▸ Exercise: Copy each line of the data below exactly, leaving out pictures.

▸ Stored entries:
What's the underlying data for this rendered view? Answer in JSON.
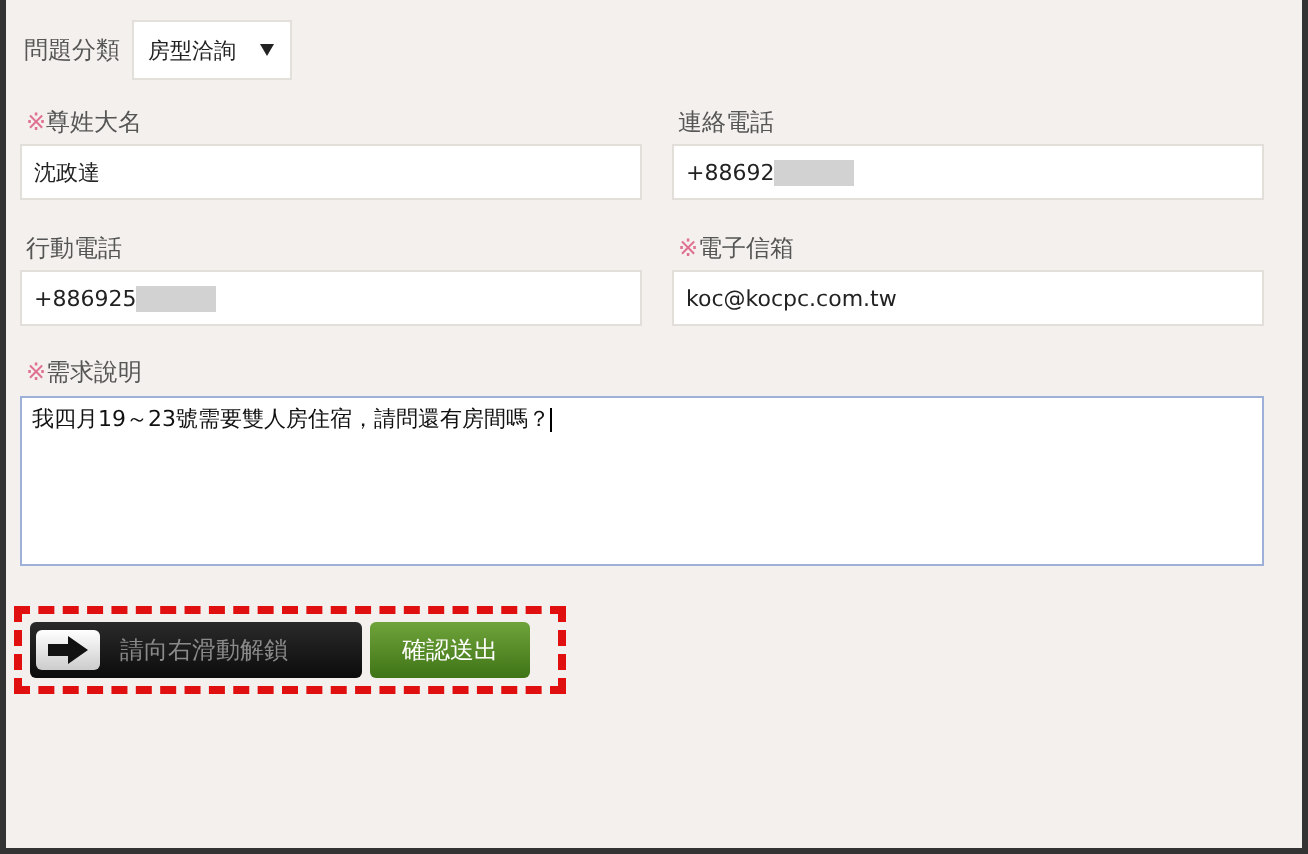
{
  "category": {
    "label": "問題分類",
    "value": "房型洽詢"
  },
  "fields": [
    {
      "mark": "※",
      "label": "尊姓大名",
      "value": "沈政達",
      "redacted": false
    },
    {
      "label": "連絡電話",
      "value": "+88692",
      "redacted": true
    },
    {
      "label": "行動電話",
      "value": "+886925",
      "redacted": true
    },
    {
      "mark": "※",
      "label": "電子信箱",
      "value": "koc@kocpc.com.tw",
      "redacted": false
    }
  ],
  "message": {
    "mark": "※",
    "label": "需求說明",
    "value": "我四月19～23號需要雙人房住宿，請問還有房間嗎？"
  },
  "slider": {
    "label": "請向右滑動解鎖",
    "level": 0
  },
  "submit": {
    "label": "確認送出"
  }
}
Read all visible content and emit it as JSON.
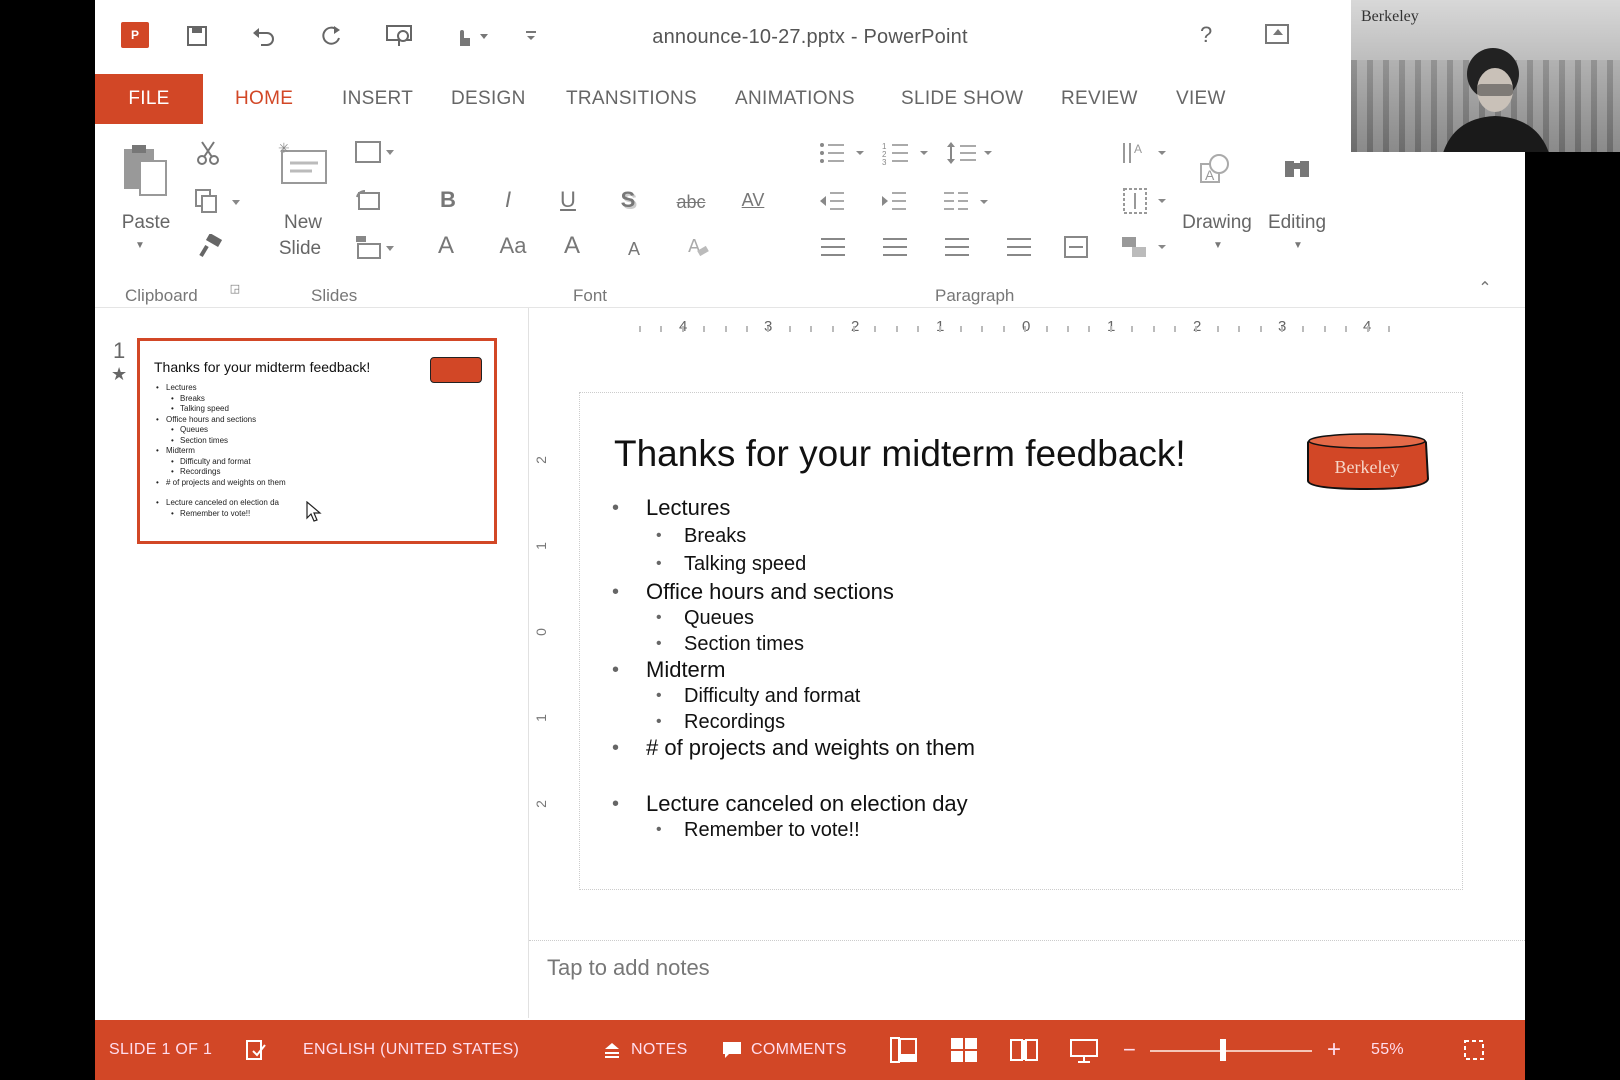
{
  "window": {
    "title": "announce-10-27.pptx - PowerPoint",
    "help": "?"
  },
  "tabs": [
    {
      "label": "FILE"
    },
    {
      "label": "HOME"
    },
    {
      "label": "INSERT"
    },
    {
      "label": "DESIGN"
    },
    {
      "label": "TRANSITIONS"
    },
    {
      "label": "ANIMATIONS"
    },
    {
      "label": "SLIDE SHOW"
    },
    {
      "label": "REVIEW"
    },
    {
      "label": "VIEW"
    }
  ],
  "ribbon": {
    "paste": "Paste",
    "new_slide_1": "New",
    "new_slide_2": "Slide",
    "drawing": "Drawing",
    "editing": "Editing",
    "groups": {
      "clipboard": "Clipboard",
      "slides": "Slides",
      "font": "Font",
      "paragraph": "Paragraph"
    },
    "font_buttons": {
      "bold": "B",
      "italic": "I",
      "underline": "U",
      "shadow": "S",
      "strike": "abc",
      "spacing": "AV",
      "color": "A",
      "case": "Aa",
      "grow": "A",
      "shrink": "A"
    }
  },
  "ruler": {
    "numbers": [
      "4",
      "3",
      "2",
      "1",
      "0",
      "1",
      "2",
      "3",
      "4"
    ],
    "vertical": [
      "2",
      "1",
      "0",
      "1",
      "2"
    ]
  },
  "thumbnail": {
    "number": "1",
    "title": "Thanks for your midterm feedback!",
    "items": [
      {
        "text": "Lectures",
        "level": 1
      },
      {
        "text": "Breaks",
        "level": 2
      },
      {
        "text": "Talking speed",
        "level": 2
      },
      {
        "text": "Office hours and sections",
        "level": 1
      },
      {
        "text": "Queues",
        "level": 2
      },
      {
        "text": "Section times",
        "level": 2
      },
      {
        "text": "Midterm",
        "level": 1
      },
      {
        "text": "Difficulty and format",
        "level": 2
      },
      {
        "text": "Recordings",
        "level": 2
      },
      {
        "text": "# of projects and weights on them",
        "level": 1
      },
      {
        "text": "Lecture canceled on election da",
        "level": 1
      },
      {
        "text": "Remember to vote!!",
        "level": 2
      }
    ]
  },
  "slide": {
    "title": "Thanks for your midterm feedback!",
    "logo_text": "Berkeley",
    "bullets": [
      {
        "text": "Lectures",
        "level": 1
      },
      {
        "text": "Breaks",
        "level": 2
      },
      {
        "text": "Talking speed",
        "level": 2
      },
      {
        "text": "Office hours and sections",
        "level": 1
      },
      {
        "text": "Queues",
        "level": 2
      },
      {
        "text": "Section times",
        "level": 2
      },
      {
        "text": "Midterm",
        "level": 1
      },
      {
        "text": "Difficulty and format",
        "level": 2
      },
      {
        "text": "Recordings",
        "level": 2
      },
      {
        "text": "# of projects and weights on them",
        "level": 1
      },
      {
        "text": "Lecture canceled on election day",
        "level": 1
      },
      {
        "text": "Remember to vote!!",
        "level": 2
      }
    ]
  },
  "notes": {
    "placeholder": "Tap to add notes"
  },
  "status": {
    "slide": "SLIDE 1 OF 1",
    "language": "ENGLISH (UNITED STATES)",
    "notes": "NOTES",
    "comments": "COMMENTS",
    "zoom_minus": "−",
    "zoom_plus": "+",
    "zoom": "55%"
  },
  "webcam": {
    "sign_text": "Berkeley"
  },
  "colors": {
    "accent": "#d24726"
  }
}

▸ Written solution:
What's the underlying data for this rendered view? Answer in JSON.
{
  "category": {
    "label": "問題分類",
    "value": "房型洽詢"
  },
  "fields": [
    {
      "mark": "※",
      "label": "尊姓大名",
      "value": "沈政達",
      "redacted": false
    },
    {
      "label": "連絡電話",
      "value": "+88692",
      "redacted": true
    },
    {
      "label": "行動電話",
      "value": "+886925",
      "redacted": true
    },
    {
      "mark": "※",
      "label": "電子信箱",
      "value": "koc@kocpc.com.tw",
      "redacted": false
    }
  ],
  "message": {
    "mark": "※",
    "label": "需求說明",
    "value": "我四月19～23號需要雙人房住宿，請問還有房間嗎？"
  },
  "slider": {
    "label": "請向右滑動解鎖",
    "level": 0
  },
  "submit": {
    "label": "確認送出"
  }
}
Read all visible content and emit it as JSON.
{
  "window": {
    "title": "announce-10-27.pptx - PowerPoint",
    "help": "?"
  },
  "tabs": [
    {
      "label": "FILE"
    },
    {
      "label": "HOME"
    },
    {
      "label": "INSERT"
    },
    {
      "label": "DESIGN"
    },
    {
      "label": "TRANSITIONS"
    },
    {
      "label": "ANIMATIONS"
    },
    {
      "label": "SLIDE SHOW"
    },
    {
      "label": "REVIEW"
    },
    {
      "label": "VIEW"
    }
  ],
  "ribbon": {
    "paste": "Paste",
    "new_slide_1": "New",
    "new_slide_2": "Slide",
    "drawing": "Drawing",
    "editing": "Editing",
    "groups": {
      "clipboard": "Clipboard",
      "slides": "Slides",
      "font": "Font",
      "paragraph": "Paragraph"
    },
    "font_buttons": {
      "bold": "B",
      "italic": "I",
      "underline": "U",
      "shadow": "S",
      "strike": "abc",
      "spacing": "AV",
      "color": "A",
      "case": "Aa",
      "grow": "A",
      "shrink": "A"
    }
  },
  "ruler": {
    "numbers": [
      "4",
      "3",
      "2",
      "1",
      "0",
      "1",
      "2",
      "3",
      "4"
    ],
    "vertical": [
      "2",
      "1",
      "0",
      "1",
      "2"
    ]
  },
  "thumbnail": {
    "number": "1",
    "title": "Thanks for your midterm feedback!",
    "items": [
      {
        "text": "Lectures",
        "level": 1
      },
      {
        "text": "Breaks",
        "level": 2
      },
      {
        "text": "Talking speed",
        "level": 2
      },
      {
        "text": "Office hours and sections",
        "level": 1
      },
      {
        "text": "Queues",
        "level": 2
      },
      {
        "text": "Section times",
        "level": 2
      },
      {
        "text": "Midterm",
        "level": 1
      },
      {
        "text": "Difficulty and format",
        "level": 2
      },
      {
        "text": "Recordings",
        "level": 2
      },
      {
        "text": "# of projects and weights on them",
        "level": 1
      },
      {
        "text": "Lecture canceled on election da",
        "level": 1
      },
      {
        "text": "Remember to vote!!",
        "level": 2
      }
    ]
  },
  "slide": {
    "title": "Thanks for your midterm feedback!",
    "logo_text": "Berkeley",
    "bullets": [
      {
        "text": "Lectures",
        "level": 1
      },
      {
        "text": "Breaks",
        "level": 2
      },
      {
        "text": "Talking speed",
        "level": 2
      },
      {
        "text": "Office hours and sections",
        "level": 1
      },
      {
        "text": "Queues",
        "level": 2
      },
      {
        "text": "Section times",
        "level": 2
      },
      {
        "text": "Midterm",
        "level": 1
      },
      {
        "text": "Difficulty and format",
        "level": 2
      },
      {
        "text": "Recordings",
        "level": 2
      },
      {
        "text": "# of projects and weights on them",
        "level": 1
      },
      {
        "text": "Lecture canceled on election day",
        "level": 1
      },
      {
        "text": "Remember to vote!!",
        "level": 2
      }
    ]
  },
  "notes": {
    "placeholder": "Tap to add notes"
  },
  "status": {
    "slide": "SLIDE 1 OF 1",
    "language": "ENGLISH (UNITED STATES)",
    "notes": "NOTES",
    "comments": "COMMENTS",
    "zoom_minus": "−",
    "zoom_plus": "+",
    "zoom": "55%"
  },
  "webcam": {
    "sign_text": "Berkeley"
  },
  "colors": {
    "accent": "#d24726"
  }
}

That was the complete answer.